- _WHAT TO PRODUCE_
Restate the entries word for word, omitting nothing.

Some records:
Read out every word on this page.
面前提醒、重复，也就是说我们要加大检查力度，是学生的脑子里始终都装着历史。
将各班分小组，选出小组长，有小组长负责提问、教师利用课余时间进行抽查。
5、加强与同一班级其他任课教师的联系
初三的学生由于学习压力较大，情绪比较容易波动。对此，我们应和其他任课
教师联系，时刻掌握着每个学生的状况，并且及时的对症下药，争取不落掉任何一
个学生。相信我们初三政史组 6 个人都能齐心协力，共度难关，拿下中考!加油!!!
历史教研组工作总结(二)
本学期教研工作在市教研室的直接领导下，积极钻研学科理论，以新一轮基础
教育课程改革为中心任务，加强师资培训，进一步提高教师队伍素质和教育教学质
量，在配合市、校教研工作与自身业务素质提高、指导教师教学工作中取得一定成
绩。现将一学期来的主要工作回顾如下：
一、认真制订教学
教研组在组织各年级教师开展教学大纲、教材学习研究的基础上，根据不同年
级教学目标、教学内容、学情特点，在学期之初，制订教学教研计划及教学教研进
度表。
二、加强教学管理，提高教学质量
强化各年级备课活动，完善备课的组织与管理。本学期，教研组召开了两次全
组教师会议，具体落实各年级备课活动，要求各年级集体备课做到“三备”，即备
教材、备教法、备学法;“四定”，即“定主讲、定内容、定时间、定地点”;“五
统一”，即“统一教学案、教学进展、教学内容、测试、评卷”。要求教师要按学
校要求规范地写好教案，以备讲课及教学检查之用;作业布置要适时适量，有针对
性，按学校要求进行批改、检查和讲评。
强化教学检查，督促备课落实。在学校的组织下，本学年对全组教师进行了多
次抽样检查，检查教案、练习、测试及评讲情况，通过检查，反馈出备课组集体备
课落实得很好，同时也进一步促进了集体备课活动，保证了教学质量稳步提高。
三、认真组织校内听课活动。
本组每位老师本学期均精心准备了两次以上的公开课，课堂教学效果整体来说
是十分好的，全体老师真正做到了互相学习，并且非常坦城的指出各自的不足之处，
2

- _OUTPUT OF THE EXERCISE_
Read out every word on this page.
面前提醒、重复，也就是说我们要加大检查力度，是学生的脑子里始终都装着历史。
将各班分小组，选出小组长，有小组长负责提问、教师利用课余时间进行抽查。
5、加强与同一班级其他任课教师的联系
初三的学生由于学习压力较大，情绪比较容易波动。对此，我们应和其他任课
教师联系，时刻掌握着每个学生的状况，并且及时的对症下药，争取不落掉任何一
个学生。相信我们初三政史组 6 个人都能齐心协力，共度难关，拿下中考!加油!!!
历史教研组工作总结(二)
本学期教研工作在市教研室的直接领导下，积极钻研学科理论，以新一轮基础
教育课程改革为中心任务，加强师资培训，进一步提高教师队伍素质和教育教学质
量，在配合市、校教研工作与自身业务素质提高、指导教师教学工作中取得一定成
绩。现将一学期来的主要工作回顾如下：
一、认真制订教学
教研组在组织各年级教师开展教学大纲、教材学习研究的基础上，根据不同年
级教学目标、教学内容、学情特点，在学期之初，制订教学教研计划及教学教研进
度表。
二、加强教学管理，提高教学质量
强化各年级备课活动，完善备课的组织与管理。本学期，教研组召开了两次全
组教师会议，具体落实各年级备课活动，要求各年级集体备课做到“三备”，即备
教材、备教法、备学法;“四定”，即“定主讲、定内容、定时间、定地点”;“五
统一”，即“统一教学案、教学进展、教学内容、测试、评卷”。要求教师要按学
校要求规范地写好教案，以备讲课及教学检查之用;作业布置要适时适量，有针对
性，按学校要求进行批改、检查和讲评。
强化教学检查，督促备课落实。在学校的组织下，本学年对全组教师进行了多
次抽样检查，检查教案、练习、测试及评讲情况，通过检查，反馈出备课组集体备
课落实得很好，同时也进一步促进了集体备课活动，保证了教学质量稳步提高。
三、认真组织校内听课活动。
本组每位老师本学期均精心准备了两次以上的公开课，课堂教学效果整体来说
是十分好的，全体老师真正做到了互相学习，并且非常坦城的指出各自的不足之处，
2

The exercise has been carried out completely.